Extracted data entries
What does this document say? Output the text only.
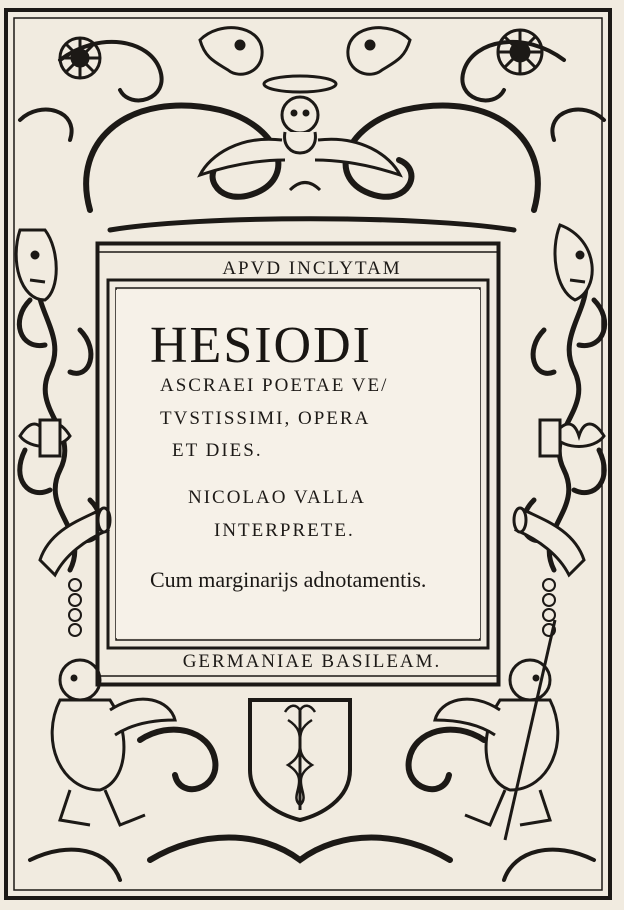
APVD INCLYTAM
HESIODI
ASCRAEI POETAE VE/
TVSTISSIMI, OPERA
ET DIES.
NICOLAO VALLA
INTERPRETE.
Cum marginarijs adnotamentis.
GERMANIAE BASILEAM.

**Problem description**
Copy out all the data without changing anything, and drop the pictures.

**Right answer**
What does this document say? Output the text only.
APVD INCLYTAM
HESIODI
ASCRAEI POETAE VE/
TVSTISSIMI, OPERA
ET DIES.
NICOLAO VALLA
INTERPRETE.
Cum marginarijs adnotamentis.
GERMANIAE BASILEAM.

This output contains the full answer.